▶ [Exercise] Filter the records for lines holding the string "plotą".
═════ Data provided ═════
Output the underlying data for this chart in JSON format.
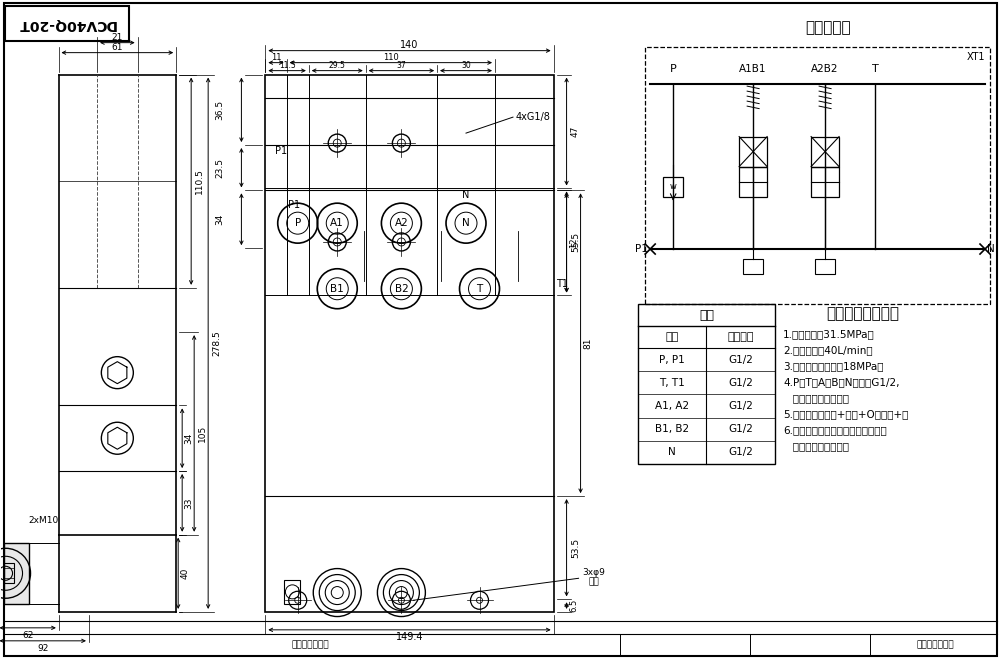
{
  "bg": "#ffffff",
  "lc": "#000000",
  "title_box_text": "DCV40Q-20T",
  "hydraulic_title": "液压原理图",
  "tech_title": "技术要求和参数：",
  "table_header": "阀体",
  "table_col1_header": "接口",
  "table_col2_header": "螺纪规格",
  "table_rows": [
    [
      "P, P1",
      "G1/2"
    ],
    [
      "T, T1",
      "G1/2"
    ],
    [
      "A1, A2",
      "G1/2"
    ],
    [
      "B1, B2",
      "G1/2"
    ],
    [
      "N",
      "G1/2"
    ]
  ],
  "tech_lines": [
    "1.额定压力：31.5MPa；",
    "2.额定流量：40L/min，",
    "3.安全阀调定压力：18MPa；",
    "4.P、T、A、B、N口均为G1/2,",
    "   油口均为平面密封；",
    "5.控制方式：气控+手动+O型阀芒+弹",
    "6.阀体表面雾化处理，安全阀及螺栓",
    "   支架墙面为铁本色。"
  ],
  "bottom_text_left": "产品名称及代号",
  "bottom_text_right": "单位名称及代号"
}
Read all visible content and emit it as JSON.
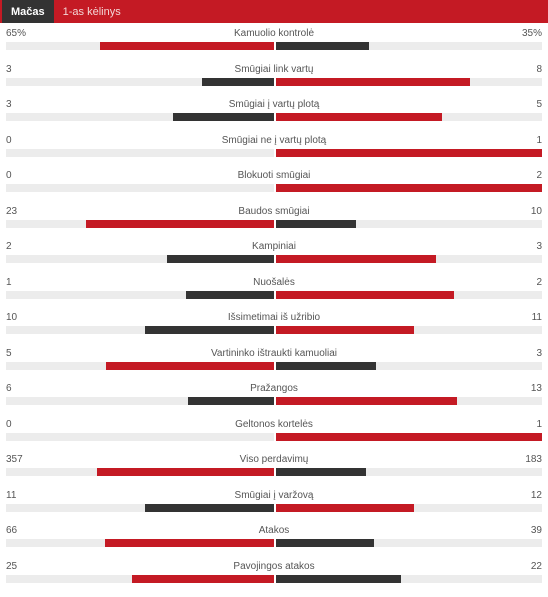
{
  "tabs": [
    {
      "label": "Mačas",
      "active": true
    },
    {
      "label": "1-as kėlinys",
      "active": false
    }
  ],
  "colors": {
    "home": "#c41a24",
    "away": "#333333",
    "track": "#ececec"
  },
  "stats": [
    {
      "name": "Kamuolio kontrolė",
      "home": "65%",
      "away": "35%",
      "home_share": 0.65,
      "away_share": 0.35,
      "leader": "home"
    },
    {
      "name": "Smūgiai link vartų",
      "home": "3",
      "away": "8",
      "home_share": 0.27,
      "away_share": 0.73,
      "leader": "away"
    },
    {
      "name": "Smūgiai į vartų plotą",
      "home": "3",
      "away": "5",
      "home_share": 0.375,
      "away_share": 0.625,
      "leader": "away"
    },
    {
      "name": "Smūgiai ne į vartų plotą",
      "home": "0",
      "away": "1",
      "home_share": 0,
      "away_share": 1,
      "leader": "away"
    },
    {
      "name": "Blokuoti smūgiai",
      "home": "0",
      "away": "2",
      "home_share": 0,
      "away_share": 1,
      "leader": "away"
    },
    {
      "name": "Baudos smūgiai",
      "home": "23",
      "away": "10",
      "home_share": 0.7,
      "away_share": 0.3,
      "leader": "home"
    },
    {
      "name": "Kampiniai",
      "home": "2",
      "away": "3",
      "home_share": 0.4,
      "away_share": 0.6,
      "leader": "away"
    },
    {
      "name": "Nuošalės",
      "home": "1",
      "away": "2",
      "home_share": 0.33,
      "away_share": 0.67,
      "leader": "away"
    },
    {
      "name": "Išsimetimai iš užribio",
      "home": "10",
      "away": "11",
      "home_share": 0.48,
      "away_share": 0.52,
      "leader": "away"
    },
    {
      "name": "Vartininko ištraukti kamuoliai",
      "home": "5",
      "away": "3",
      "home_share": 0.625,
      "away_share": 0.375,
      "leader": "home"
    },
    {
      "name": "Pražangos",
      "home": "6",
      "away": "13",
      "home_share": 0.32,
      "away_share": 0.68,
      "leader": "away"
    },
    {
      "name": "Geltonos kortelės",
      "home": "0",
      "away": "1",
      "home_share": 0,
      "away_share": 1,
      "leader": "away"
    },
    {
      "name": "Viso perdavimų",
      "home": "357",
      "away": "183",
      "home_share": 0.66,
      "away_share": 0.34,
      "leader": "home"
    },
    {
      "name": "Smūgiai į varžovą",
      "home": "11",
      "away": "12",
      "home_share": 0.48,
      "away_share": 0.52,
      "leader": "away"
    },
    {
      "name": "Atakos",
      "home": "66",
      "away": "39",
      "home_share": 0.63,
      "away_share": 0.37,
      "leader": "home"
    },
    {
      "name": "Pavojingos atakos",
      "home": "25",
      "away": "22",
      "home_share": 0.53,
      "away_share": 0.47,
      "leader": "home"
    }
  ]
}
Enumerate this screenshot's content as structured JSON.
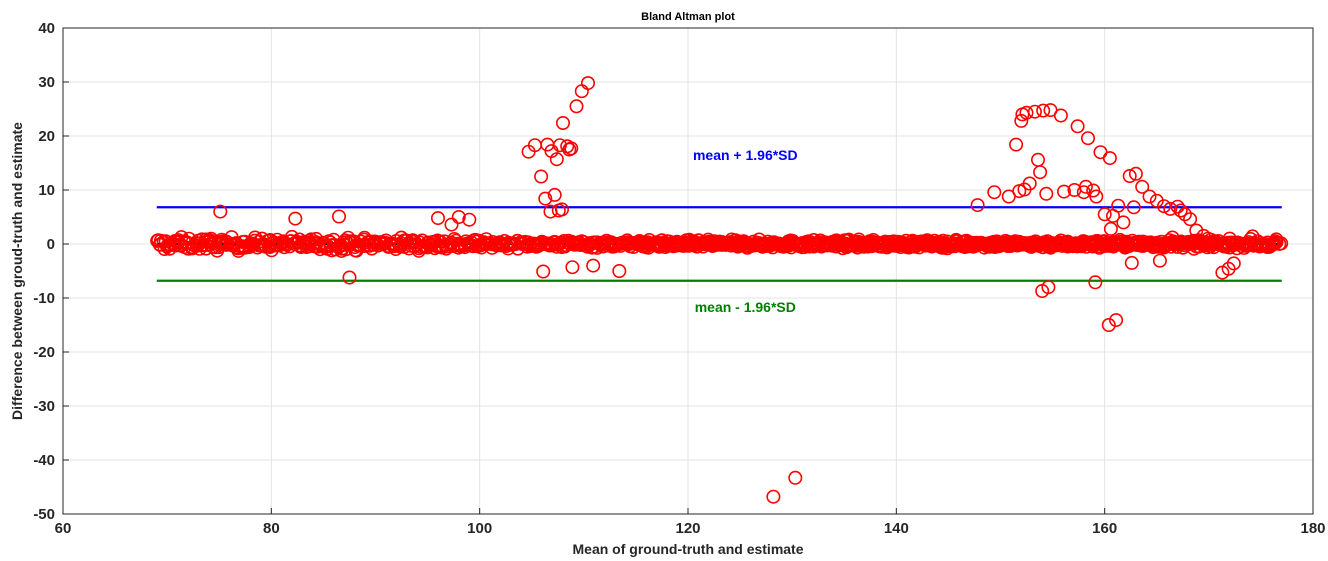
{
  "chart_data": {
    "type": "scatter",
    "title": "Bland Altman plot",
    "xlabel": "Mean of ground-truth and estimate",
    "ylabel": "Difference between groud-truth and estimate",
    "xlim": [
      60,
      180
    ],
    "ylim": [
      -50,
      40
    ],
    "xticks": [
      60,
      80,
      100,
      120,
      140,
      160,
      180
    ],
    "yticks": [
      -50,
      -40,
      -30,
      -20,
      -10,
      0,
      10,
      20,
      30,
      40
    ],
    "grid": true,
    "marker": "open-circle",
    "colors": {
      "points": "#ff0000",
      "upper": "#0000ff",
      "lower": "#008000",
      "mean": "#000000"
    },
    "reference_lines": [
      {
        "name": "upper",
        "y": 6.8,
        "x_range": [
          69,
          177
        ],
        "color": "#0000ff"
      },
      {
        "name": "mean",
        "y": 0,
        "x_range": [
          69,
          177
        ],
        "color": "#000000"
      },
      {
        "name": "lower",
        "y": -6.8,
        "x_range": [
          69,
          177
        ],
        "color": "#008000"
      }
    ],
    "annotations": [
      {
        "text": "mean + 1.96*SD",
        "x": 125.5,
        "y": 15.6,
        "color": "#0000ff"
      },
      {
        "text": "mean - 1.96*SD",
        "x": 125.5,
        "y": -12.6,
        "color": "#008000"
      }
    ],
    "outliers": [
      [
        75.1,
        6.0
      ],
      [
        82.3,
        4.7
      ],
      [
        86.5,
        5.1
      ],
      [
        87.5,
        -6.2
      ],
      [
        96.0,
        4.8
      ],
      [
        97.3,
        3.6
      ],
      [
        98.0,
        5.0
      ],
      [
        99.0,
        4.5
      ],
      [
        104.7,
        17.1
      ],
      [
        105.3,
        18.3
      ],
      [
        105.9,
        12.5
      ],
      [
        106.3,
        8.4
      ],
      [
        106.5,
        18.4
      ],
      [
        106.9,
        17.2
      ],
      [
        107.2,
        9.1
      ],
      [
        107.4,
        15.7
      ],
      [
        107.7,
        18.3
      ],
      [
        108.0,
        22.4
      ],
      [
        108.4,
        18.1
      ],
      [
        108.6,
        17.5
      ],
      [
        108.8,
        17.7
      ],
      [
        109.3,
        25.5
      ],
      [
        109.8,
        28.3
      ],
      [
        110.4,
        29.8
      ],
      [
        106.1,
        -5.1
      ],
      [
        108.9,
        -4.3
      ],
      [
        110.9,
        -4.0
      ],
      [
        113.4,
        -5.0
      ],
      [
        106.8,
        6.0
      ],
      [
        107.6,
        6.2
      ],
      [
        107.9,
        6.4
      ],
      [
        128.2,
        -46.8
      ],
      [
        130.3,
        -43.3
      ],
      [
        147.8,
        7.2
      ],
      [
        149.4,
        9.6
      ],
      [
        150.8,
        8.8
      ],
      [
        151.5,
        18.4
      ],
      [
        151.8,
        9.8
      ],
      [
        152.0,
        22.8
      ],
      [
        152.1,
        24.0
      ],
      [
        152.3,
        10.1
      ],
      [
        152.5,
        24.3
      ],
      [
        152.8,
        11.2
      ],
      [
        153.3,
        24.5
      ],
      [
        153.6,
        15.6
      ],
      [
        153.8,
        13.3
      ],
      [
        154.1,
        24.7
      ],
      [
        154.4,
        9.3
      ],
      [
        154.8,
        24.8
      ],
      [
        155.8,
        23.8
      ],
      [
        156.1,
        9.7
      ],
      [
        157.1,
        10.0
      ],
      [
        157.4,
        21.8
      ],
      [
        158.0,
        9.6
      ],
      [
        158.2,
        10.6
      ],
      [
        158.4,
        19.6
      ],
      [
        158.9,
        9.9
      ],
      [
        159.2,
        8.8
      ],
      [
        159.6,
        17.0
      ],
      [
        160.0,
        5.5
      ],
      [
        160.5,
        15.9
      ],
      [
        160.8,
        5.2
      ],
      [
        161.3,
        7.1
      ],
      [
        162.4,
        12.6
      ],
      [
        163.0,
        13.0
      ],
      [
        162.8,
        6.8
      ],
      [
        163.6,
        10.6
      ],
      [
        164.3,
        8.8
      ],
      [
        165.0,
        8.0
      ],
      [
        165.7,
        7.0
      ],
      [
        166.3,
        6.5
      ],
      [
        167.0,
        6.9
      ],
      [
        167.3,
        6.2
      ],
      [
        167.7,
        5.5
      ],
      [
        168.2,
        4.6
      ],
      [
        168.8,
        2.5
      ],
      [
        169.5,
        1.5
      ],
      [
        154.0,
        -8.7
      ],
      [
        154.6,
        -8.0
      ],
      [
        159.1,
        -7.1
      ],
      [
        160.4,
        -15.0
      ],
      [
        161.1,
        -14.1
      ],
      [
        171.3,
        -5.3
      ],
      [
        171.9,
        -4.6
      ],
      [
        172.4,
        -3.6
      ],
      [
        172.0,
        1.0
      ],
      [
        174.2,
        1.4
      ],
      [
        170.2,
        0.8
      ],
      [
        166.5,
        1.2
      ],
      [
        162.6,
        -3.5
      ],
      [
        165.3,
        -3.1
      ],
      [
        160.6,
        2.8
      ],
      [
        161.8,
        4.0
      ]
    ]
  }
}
═════
▶ [Written response]
      "name": "Smūgiai į vartų plotą",
      "name": "Smūgiai ne į vartų plotą",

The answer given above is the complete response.